What to do:
Check every line below for the word "type" and copy each one that has it.

---

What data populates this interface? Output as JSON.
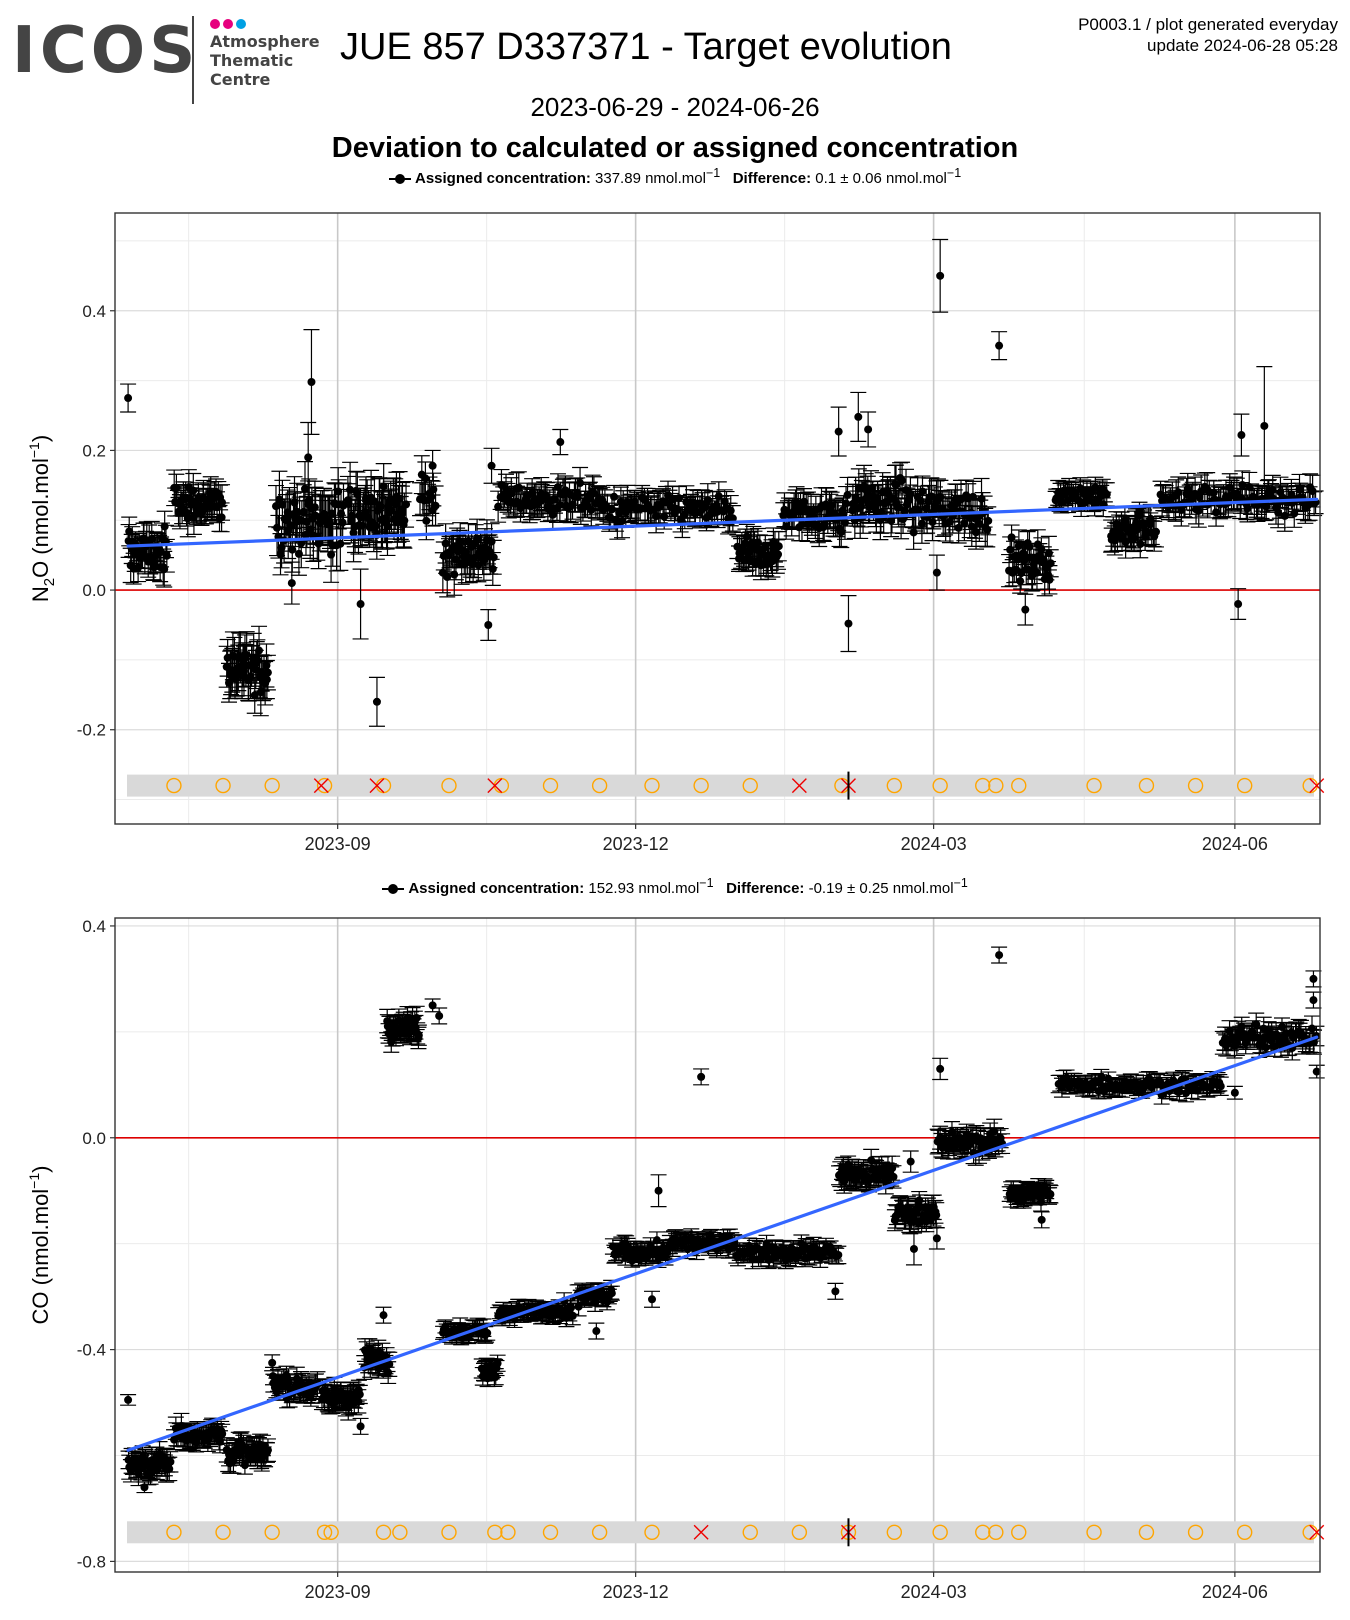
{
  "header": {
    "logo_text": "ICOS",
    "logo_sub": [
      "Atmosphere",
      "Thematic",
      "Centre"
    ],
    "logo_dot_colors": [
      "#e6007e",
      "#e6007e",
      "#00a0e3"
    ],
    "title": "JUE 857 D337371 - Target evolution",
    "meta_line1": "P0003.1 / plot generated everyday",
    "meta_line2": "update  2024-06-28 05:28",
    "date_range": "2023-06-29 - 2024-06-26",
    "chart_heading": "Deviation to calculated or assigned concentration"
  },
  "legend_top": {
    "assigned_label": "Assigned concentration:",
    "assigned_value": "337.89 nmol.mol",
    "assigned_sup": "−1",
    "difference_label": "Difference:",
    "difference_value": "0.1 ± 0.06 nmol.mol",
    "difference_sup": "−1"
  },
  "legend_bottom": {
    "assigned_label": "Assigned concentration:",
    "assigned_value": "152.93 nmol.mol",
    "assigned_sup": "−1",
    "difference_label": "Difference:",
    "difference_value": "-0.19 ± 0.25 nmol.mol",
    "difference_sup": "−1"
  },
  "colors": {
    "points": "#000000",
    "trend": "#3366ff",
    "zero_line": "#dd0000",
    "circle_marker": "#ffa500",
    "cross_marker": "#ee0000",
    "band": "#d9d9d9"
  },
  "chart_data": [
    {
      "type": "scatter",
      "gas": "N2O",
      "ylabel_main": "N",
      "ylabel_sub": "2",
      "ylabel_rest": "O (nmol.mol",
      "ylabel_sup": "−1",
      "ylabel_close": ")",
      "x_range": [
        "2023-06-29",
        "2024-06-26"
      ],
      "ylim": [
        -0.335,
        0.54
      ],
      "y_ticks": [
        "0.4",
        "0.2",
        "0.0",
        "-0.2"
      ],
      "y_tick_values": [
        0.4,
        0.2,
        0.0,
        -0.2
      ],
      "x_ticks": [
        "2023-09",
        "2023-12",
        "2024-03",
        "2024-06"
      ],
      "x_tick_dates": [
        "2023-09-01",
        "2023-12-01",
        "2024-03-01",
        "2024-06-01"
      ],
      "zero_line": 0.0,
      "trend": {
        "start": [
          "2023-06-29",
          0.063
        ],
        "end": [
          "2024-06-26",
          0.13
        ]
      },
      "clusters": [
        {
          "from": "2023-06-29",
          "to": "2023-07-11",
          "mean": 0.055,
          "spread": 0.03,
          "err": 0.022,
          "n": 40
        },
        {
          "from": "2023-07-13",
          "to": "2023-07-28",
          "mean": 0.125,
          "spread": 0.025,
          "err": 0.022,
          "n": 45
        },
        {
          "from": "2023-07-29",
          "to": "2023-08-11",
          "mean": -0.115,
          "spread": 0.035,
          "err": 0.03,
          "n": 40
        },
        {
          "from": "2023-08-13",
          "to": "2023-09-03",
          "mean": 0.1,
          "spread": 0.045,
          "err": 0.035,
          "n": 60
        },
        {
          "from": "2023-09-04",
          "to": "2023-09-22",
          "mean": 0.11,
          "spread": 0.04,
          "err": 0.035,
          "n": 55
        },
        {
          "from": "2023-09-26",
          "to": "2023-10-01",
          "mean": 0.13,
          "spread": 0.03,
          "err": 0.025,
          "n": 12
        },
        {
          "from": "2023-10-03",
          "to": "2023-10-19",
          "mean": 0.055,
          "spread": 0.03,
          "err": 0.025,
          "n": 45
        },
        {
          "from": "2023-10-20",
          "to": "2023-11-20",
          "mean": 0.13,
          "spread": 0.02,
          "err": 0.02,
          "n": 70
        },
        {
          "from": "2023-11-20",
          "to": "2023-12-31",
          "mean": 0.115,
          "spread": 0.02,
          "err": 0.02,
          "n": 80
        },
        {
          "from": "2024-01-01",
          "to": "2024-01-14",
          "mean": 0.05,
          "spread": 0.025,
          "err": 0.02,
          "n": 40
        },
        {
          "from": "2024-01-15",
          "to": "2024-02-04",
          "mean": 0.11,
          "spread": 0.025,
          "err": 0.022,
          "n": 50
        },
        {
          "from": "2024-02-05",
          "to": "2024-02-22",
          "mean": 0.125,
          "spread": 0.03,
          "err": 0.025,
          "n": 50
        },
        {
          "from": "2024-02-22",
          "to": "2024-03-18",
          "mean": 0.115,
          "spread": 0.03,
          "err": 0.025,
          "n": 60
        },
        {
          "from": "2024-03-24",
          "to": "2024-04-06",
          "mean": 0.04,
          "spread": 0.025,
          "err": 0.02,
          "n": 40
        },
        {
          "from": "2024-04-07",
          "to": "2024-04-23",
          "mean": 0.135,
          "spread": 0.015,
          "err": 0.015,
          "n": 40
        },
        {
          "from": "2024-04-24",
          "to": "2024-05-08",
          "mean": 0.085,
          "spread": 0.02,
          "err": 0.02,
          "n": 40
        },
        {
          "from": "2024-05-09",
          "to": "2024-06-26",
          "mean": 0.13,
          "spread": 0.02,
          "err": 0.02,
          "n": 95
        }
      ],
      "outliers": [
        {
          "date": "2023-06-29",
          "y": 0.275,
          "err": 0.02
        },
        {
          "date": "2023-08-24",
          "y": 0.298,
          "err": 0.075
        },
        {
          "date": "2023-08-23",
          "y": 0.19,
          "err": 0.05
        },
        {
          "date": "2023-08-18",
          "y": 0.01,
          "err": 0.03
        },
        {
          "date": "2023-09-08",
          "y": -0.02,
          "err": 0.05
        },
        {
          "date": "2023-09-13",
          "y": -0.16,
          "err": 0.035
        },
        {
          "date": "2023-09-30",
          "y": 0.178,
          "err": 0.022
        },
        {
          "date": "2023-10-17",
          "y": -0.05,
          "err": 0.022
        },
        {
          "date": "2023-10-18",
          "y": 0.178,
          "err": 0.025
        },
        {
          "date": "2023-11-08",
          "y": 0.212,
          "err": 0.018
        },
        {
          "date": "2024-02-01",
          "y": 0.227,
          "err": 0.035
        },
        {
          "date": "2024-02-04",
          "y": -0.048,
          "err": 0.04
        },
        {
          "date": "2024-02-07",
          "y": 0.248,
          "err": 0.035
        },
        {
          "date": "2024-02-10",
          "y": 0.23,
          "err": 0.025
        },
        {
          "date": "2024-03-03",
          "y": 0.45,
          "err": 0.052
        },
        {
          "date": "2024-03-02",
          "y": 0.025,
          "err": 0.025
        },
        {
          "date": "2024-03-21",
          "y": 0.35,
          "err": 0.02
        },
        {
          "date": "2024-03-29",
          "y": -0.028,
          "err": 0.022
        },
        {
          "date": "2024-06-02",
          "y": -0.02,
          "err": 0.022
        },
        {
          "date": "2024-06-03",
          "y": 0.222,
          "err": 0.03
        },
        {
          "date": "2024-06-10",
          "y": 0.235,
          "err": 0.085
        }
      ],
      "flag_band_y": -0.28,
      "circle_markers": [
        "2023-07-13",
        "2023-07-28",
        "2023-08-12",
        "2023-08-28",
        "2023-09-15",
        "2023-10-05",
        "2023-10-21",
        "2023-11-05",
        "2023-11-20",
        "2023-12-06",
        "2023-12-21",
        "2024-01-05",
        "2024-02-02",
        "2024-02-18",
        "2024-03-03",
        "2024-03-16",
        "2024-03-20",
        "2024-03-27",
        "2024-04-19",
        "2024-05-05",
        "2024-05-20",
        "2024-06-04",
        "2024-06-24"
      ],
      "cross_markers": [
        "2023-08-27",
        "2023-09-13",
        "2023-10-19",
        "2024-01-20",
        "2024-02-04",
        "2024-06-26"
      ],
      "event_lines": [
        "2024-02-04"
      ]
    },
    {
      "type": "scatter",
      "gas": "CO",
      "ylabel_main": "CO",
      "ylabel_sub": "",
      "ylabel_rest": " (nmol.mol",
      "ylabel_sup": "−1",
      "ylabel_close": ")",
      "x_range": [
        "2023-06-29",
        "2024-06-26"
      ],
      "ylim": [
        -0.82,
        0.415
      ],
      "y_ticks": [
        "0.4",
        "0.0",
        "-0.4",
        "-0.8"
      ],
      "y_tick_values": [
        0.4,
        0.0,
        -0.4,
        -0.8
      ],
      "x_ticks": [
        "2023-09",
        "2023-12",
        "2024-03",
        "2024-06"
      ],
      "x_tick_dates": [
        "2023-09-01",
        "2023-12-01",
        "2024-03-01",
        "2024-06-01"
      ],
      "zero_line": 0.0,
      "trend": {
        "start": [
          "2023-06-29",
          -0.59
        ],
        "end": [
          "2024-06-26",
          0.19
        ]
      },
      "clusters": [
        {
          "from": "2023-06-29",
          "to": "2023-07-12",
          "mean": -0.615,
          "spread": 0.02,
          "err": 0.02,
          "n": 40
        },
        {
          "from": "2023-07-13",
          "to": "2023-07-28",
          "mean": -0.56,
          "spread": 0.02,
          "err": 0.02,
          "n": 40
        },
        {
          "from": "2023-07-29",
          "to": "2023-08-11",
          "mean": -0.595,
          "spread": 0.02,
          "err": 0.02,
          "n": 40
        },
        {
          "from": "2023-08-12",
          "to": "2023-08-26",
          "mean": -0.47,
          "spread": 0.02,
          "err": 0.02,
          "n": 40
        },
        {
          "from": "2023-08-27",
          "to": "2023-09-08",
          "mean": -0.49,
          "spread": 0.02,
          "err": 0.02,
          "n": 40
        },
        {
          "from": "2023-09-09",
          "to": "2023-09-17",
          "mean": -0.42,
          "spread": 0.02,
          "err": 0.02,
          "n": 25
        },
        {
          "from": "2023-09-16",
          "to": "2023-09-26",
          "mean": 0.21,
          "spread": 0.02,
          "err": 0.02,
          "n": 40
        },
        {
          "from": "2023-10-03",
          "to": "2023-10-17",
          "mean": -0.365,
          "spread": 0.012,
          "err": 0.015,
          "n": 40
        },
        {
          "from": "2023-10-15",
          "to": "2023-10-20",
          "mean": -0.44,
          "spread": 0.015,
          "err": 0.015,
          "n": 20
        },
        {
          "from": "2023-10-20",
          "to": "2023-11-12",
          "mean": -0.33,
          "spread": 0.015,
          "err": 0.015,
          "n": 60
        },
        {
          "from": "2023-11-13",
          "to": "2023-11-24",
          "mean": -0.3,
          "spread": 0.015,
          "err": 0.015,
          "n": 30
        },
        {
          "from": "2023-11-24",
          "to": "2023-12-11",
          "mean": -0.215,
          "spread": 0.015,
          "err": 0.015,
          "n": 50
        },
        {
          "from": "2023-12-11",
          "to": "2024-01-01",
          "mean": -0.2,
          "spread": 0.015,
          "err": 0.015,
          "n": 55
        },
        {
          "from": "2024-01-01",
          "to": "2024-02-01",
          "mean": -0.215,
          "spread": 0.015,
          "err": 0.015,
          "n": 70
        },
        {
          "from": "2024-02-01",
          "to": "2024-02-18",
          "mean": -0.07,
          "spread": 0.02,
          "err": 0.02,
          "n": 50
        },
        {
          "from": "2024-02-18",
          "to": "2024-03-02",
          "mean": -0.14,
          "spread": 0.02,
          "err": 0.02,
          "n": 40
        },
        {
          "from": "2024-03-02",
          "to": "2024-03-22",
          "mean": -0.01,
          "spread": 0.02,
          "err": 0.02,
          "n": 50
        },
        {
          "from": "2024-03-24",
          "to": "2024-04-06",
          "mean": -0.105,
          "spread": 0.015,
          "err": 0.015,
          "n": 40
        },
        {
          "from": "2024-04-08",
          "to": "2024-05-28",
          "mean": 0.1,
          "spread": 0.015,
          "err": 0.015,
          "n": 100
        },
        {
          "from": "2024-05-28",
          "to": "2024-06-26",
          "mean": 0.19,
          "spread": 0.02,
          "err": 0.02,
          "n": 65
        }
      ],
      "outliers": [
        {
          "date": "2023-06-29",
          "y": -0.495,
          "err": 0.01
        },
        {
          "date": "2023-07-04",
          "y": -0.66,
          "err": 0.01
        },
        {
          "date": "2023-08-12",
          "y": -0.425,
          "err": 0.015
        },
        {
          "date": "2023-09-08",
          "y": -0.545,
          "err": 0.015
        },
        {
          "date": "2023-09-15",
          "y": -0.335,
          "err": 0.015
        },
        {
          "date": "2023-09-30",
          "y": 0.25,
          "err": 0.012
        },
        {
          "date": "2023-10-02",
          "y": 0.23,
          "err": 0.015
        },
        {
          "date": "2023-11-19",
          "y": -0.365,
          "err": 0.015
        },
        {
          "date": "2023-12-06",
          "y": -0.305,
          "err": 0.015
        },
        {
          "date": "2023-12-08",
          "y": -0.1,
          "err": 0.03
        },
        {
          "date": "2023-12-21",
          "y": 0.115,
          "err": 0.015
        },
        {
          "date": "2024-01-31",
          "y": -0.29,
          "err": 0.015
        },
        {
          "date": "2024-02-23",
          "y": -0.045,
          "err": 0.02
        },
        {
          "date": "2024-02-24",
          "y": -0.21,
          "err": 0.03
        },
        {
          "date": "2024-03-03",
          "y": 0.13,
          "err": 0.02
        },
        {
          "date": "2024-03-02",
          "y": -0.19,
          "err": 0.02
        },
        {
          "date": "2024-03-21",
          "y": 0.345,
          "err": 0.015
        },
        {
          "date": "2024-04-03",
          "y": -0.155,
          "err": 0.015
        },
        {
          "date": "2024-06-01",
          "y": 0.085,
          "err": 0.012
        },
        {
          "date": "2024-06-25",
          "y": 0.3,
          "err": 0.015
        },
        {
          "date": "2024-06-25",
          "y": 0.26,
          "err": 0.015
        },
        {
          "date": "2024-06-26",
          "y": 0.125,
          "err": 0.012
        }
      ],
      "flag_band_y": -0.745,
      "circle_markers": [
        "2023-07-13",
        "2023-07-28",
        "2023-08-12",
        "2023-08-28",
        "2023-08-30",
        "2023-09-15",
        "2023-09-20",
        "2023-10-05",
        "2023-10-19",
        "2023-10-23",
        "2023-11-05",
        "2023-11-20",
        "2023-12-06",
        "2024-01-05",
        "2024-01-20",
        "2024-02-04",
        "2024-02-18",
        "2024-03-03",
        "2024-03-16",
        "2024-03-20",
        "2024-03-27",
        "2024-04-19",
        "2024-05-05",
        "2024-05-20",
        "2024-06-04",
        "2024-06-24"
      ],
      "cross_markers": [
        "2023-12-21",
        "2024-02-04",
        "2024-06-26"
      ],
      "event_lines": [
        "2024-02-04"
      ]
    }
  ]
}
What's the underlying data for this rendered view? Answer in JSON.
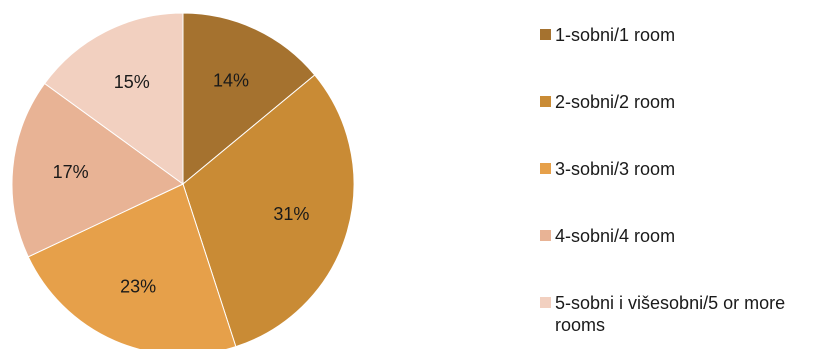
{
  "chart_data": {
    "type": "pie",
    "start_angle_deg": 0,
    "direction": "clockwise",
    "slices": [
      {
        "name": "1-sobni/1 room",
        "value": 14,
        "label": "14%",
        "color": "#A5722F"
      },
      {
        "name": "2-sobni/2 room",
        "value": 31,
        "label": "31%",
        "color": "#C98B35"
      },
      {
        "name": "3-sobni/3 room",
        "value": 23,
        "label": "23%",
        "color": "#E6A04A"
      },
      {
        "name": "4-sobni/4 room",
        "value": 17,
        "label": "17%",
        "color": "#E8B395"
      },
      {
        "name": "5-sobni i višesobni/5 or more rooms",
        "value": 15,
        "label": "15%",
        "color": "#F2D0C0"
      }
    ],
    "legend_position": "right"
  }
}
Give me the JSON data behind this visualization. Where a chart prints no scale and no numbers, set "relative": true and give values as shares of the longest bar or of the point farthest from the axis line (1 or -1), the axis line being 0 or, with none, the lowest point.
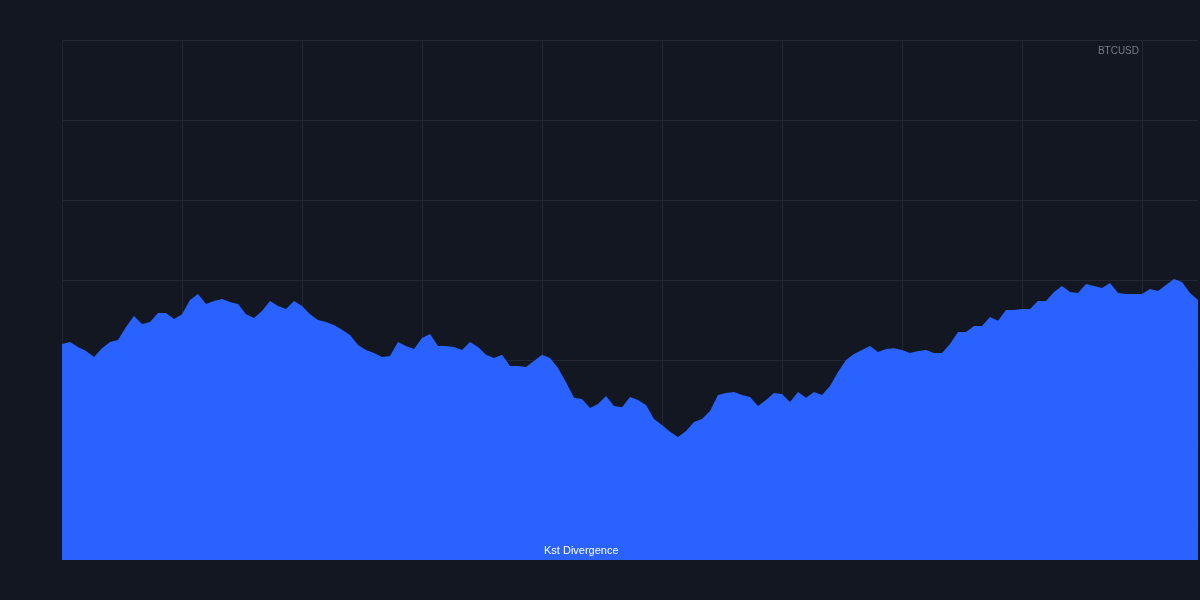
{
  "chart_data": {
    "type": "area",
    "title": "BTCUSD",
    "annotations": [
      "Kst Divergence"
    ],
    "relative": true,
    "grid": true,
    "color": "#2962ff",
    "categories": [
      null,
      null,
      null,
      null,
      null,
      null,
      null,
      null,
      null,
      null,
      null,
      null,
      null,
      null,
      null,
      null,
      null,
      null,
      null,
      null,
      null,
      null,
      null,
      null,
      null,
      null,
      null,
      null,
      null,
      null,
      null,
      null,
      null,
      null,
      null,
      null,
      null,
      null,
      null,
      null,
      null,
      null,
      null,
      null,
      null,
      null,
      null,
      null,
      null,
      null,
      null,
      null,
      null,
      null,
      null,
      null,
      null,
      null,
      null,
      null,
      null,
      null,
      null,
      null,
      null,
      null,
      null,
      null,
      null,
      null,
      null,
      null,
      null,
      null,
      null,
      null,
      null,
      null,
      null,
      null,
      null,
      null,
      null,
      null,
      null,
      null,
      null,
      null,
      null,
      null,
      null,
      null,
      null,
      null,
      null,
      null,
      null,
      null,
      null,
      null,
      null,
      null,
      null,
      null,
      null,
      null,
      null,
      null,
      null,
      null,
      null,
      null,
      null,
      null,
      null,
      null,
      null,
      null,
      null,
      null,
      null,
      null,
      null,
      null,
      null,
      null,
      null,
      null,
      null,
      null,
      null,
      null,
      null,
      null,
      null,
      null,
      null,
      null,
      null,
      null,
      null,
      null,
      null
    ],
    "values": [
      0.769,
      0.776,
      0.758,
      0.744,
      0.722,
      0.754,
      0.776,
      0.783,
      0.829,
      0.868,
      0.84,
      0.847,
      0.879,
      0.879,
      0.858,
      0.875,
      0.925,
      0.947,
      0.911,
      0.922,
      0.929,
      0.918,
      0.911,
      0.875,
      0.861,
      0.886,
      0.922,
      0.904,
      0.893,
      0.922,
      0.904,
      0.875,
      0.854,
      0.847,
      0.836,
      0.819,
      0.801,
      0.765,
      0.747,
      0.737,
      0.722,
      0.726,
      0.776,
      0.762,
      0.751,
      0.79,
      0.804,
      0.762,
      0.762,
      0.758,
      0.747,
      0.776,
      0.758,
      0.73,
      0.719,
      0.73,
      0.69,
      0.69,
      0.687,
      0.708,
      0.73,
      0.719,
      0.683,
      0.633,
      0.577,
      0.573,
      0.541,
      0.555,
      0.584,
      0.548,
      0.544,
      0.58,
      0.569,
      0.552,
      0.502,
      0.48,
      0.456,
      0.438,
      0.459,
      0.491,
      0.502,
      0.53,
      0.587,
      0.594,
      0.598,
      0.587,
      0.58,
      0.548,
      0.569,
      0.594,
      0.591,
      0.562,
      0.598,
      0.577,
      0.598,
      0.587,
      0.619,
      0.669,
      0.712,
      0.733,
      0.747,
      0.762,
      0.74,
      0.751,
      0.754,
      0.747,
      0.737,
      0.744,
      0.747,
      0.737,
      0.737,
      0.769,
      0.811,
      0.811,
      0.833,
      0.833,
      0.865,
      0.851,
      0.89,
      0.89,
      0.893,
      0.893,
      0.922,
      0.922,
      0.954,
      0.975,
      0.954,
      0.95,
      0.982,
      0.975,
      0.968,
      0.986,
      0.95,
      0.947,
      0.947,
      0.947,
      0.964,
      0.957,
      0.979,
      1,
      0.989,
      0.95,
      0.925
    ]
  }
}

---

Completed exercise:
      "type": "scatter",
      "type": "scatter",
    "type": "pie",
    "type": "area",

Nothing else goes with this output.